> The request
In the entries below, find every line with "garaže" and copy it.

> Raw data
====

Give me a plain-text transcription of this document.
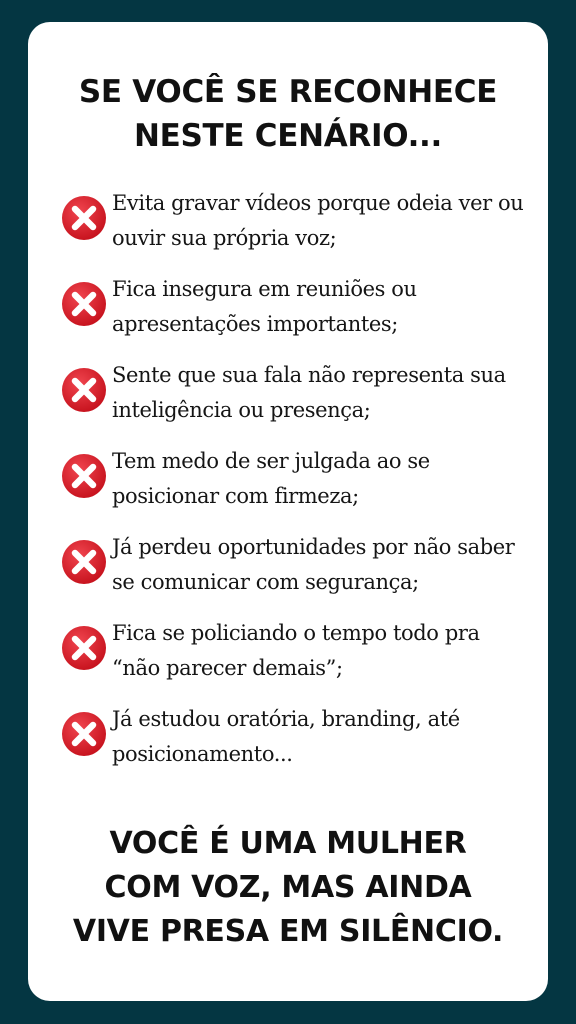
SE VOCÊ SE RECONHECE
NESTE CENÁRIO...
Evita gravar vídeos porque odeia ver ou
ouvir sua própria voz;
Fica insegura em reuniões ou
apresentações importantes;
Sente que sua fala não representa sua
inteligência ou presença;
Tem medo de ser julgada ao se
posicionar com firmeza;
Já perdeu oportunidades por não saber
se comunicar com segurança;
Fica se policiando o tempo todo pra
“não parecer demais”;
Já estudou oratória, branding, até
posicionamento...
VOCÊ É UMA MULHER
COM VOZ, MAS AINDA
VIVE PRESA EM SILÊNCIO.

====

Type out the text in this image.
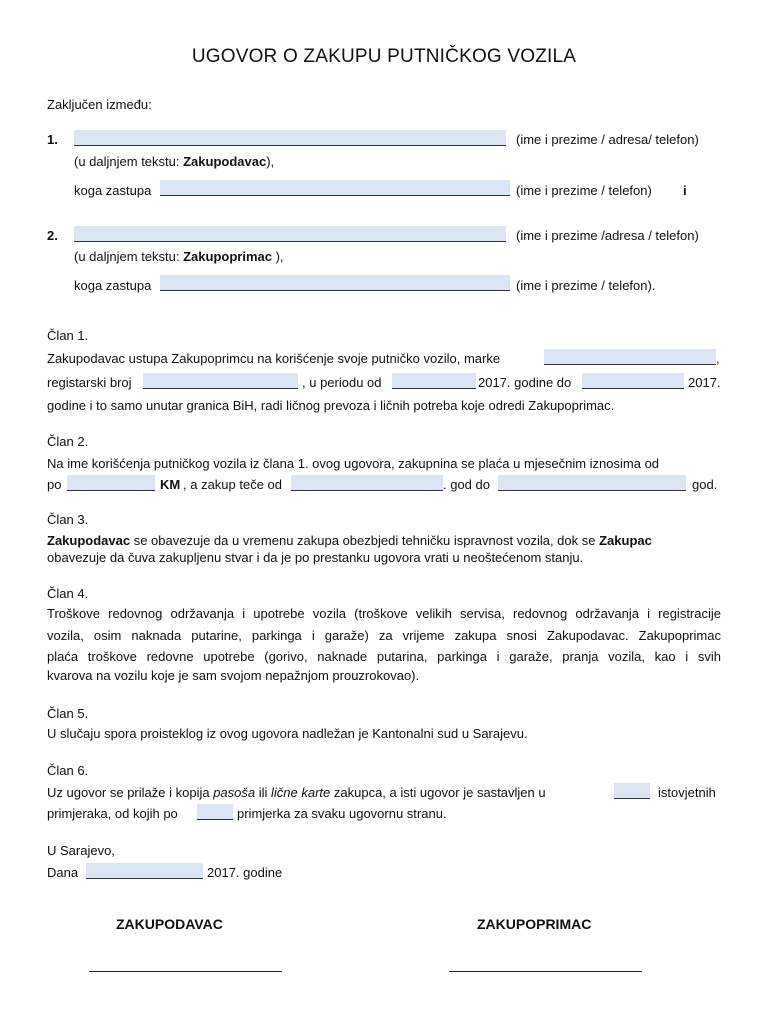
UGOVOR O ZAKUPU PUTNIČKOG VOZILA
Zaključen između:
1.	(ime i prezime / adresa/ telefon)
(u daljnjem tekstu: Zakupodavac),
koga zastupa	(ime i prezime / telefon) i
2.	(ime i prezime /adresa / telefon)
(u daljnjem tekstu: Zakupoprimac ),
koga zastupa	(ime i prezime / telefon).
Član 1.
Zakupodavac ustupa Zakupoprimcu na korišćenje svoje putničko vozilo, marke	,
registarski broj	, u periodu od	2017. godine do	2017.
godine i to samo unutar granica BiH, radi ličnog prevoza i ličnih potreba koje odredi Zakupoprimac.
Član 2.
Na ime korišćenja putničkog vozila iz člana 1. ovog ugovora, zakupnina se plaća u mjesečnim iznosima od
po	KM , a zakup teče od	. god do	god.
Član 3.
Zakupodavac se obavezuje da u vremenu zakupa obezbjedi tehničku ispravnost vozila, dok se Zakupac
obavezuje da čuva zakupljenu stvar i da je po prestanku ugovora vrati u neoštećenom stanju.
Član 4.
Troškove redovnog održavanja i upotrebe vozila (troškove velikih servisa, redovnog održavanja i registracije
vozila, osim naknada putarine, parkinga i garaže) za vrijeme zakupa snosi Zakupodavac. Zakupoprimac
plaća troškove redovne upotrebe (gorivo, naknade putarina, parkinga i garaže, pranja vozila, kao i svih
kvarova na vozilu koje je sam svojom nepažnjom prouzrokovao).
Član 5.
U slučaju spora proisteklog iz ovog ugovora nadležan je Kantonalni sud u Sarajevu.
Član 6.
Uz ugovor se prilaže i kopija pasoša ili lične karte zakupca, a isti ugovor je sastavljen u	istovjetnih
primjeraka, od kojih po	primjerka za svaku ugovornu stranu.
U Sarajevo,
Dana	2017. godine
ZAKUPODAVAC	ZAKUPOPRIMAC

====

> Completed exercise
vozila, osim naknada putarine, parkinga i garaže) za vrijeme zakupa snosi Zakupodavac. Zakupoprimac
plaća troškove redovne upotrebe (gorivo, naknade putarina, parkinga i garaže, pranja vozila, kao i svih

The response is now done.